(AIM): Search the material below for the word "Lufthunderter" and copy every line in which it occurs.

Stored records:
********************
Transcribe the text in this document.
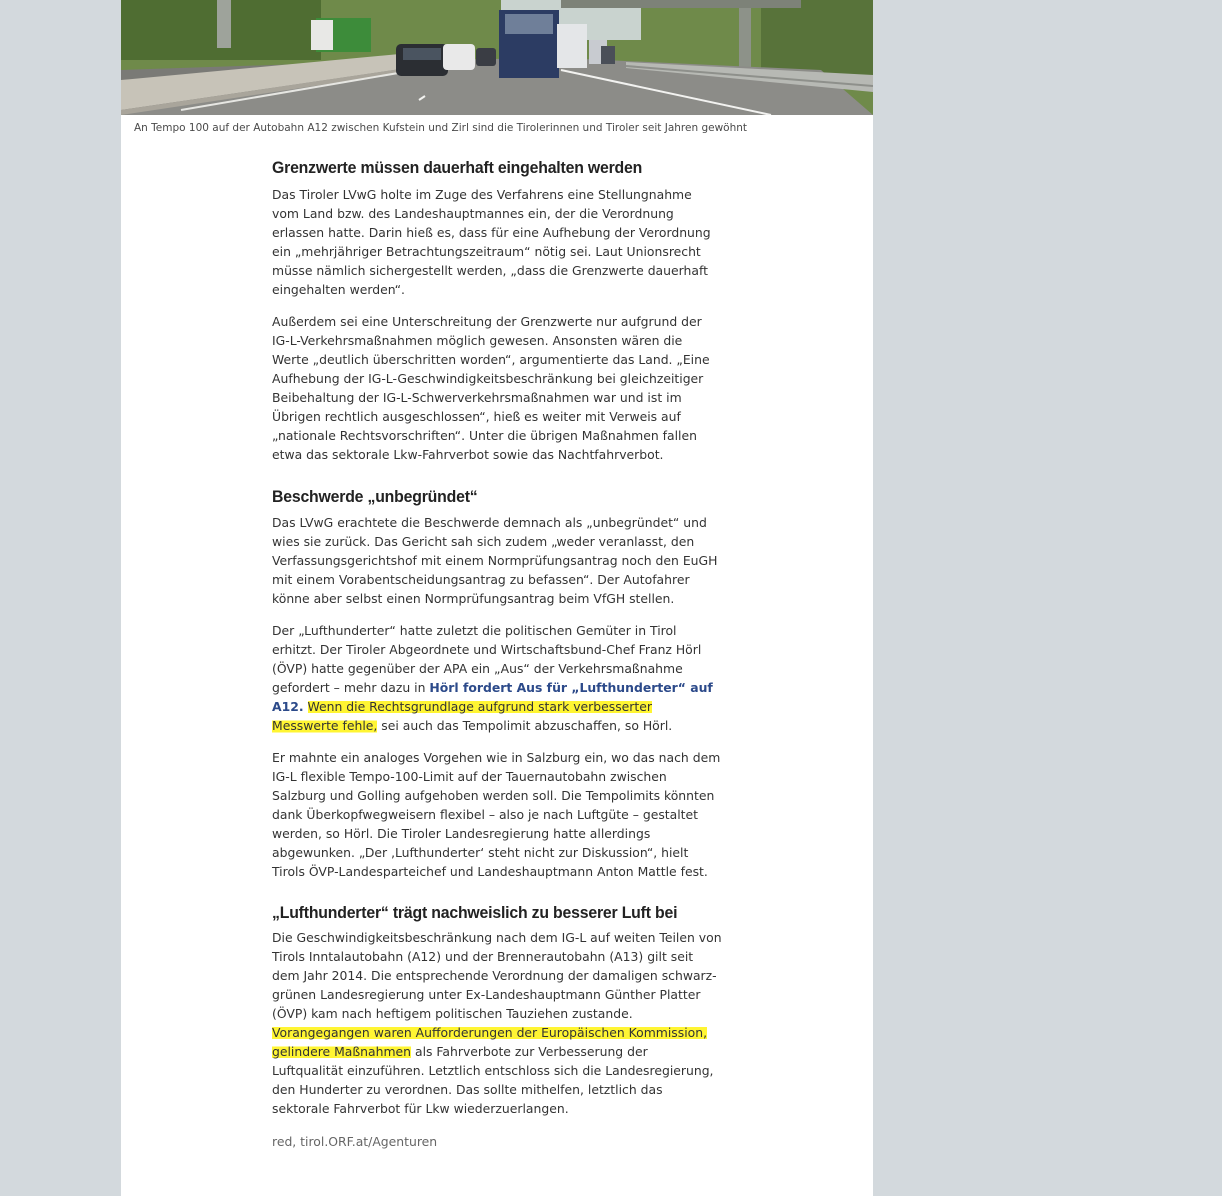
An Tempo 100 auf der Autobahn A12 zwischen Kufstein und Zirl sind die Tirolerinnen und Tiroler seit Jahren gewöhnt
Grenzwerte müssen dauerhaft eingehalten werden

Das Tiroler LVwG holte im Zuge des Verfahrens eine Stellungnahme vom Land bzw. des Landeshauptmannes ein, der die Verordnung erlassen hatte. Darin hieß es, dass für eine Aufhebung der Verordnung ein „mehrjähriger Betrachtungszeitraum“ nötig sei. Laut Unionsrecht müsse nämlich sichergestellt werden, „dass die Grenzwerte dauerhaft eingehalten werden“.

Außerdem sei eine Unterschreitung der Grenzwerte nur aufgrund der IG-L-Verkehrsmaßnahmen möglich gewesen. Ansonsten wären die Werte „deutlich überschritten worden“, argumentierte das Land. „Eine Aufhebung der IG-L-Geschwindigkeitsbeschränkung bei gleichzeitiger Beibehaltung der IG-L-Schwerverkehrsmaßnahmen war und ist im Übrigen rechtlich ausgeschlossen“, hieß es weiter mit Verweis auf „nationale Rechtsvorschriften“. Unter die übrigen Maßnahmen fallen etwa das sektorale Lkw-Fahrverbot sowie das Nachtfahrverbot.

Beschwerde „unbegründet“

Das LVwG erachtete die Beschwerde demnach als „unbegründet“ und wies sie zurück. Das Gericht sah sich zudem „weder veranlasst, den Verfassungsgerichtshof mit einem Normprüfungsantrag noch den EuGH mit einem Vorabentscheidungsantrag zu befassen“. Der Autofahrer könne aber selbst einen Normprüfungsantrag beim VfGH stellen.

Der „Lufthunderter“ hatte zuletzt die politischen Gemüter in Tirol erhitzt. Der Tiroler Abgeordnete und Wirtschaftsbund-Chef Franz Hörl (ÖVP) hatte gegenüber der APA ein „Aus“ der Verkehrsmaßnahme gefordert – mehr dazu in Hörl fordert Aus für „Lufthunderter“ auf A12. Wenn die Rechtsgrundlage aufgrund stark verbesserter Messwerte fehle, sei auch das Tempolimit abzuschaffen, so Hörl.

Er mahnte ein analoges Vorgehen wie in Salzburg ein, wo das nach dem IG-L flexible Tempo-100-Limit auf der Tauernautobahn zwischen Salzburg und Golling aufgehoben werden soll. Die Tempolimits könnten dank Überkopfwegweisern flexibel – also je nach Luftgüte – gestaltet werden, so Hörl. Die Tiroler Landesregierung hatte allerdings abgewunken. „Der ‚Lufthunderter‘ steht nicht zur Diskussion“, hielt Tirols ÖVP-Landesparteichef und Landeshauptmann Anton Mattle fest.

„Lufthunderter“ trägt nachweislich zu besserer Luft bei

Die Geschwindigkeitsbeschränkung nach dem IG-L auf weiten Teilen von Tirols Inntalautobahn (A12) und der Brennerautobahn (A13) gilt seit dem Jahr 2014. Die entsprechende Verordnung der damaligen schwarz-grünen Landesregierung unter Ex-Landeshauptmann Günther Platter (ÖVP) kam nach heftigem politischen Tauziehen zustande. Vorangegangen waren Aufforderungen der Europäischen Kommission, gelindere Maßnahmen als Fahrverbote zur Verbesserung der Luftqualität einzuführen. Letztlich entschloss sich die Landesregierung, den Hunderter zu verordnen. Das sollte mithelfen, letztlich das sektorale Fahrverbot für Lkw wiederzuerlangen.

red, tirol.ORF.at/Agenturen
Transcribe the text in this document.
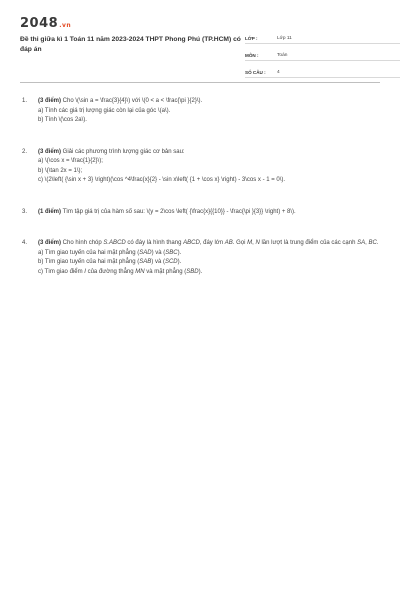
2048.vn
Đề thi giữa kì 1 Toán 11 năm 2023-2024 THPT Phong Phú (TP.HCM) có đáp án
LỚP :	Lớp 11
MÔN :	Toán
SỐ CÂU :	4
1.	(3 điểm) Cho \(\sin a = \frac{3}{4}\) với \(0 < a < \frac{\pi }{2}\).
a) Tính các giá trị lượng giác còn lại của góc \(a\).
b) Tính \(\cos 2a\).
2.	(3 điểm) Giải các phương trình lượng giác cơ bản sau:
a) \(\cos x = \frac{1}{2}\);
b) \(\tan 2x = 1\);
c) \(2\left( {\sin x + 3} \right)(\cos ^4\frac{x}{2} - \sin x\left( {1 + \cos x} \right) - 3\cos x - 1 = 0\).
3.	(1 điểm) Tìm tập giá trị của hàm số sau: \(y = 2\cos \left( {\frac{x}{{10}} - \frac{\pi }{3}} \right) + 8\).
4.	(3 điểm) Cho hình chóp S.ABCD có đáy là hình thang ABCD, đáy lớn AB. Gọi M, N lần lượt là trung điểm của các cạnh SA, BC.
a) Tìm giao tuyến của hai mặt phẳng (SAD) và (SBC).
b) Tìm giao tuyến của hai mặt phẳng (SAB) và (SCD).
c) Tìm giao điểm I của đường thẳng MN và mặt phẳng (SBD).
********************
(COMPLETE ANSWER):
Der „Lufthunderter“ hatte zuletzt die politischen Gemüter in Tirol erhitzt. Der Tiroler Abgeordnete und Wirtschaftsbund-Chef Franz Hörl (ÖVP) hatte gegenüber der APA ein „Aus“ der Verkehrsmaßnahme gefordert – mehr dazu in Hörl fordert Aus für „Lufthunderter“ auf A12. Wenn die Rechtsgrundlage aufgrund stark verbesserter Messwerte fehle, sei auch das Tempolimit abzuschaffen, so Hörl.
Er mahnte ein analoges Vorgehen wie in Salzburg ein, wo das nach dem IG-L flexible Tempo-100-Limit auf der Tauernautobahn zwischen Salzburg und Golling aufgehoben werden soll. Die Tempolimits könnten dank Überkopfwegweisern flexibel – also je nach Luftgüte – gestaltet werden, so Hörl. Die Tiroler Landesregierung hatte allerdings abgewunken. „Der ‚Lufthunderter‘ steht nicht zur Diskussion“, hielt Tirols ÖVP-Landesparteichef und Landeshauptmann Anton Mattle fest.
„Lufthunderter“ trägt nachweislich zu besserer Luft bei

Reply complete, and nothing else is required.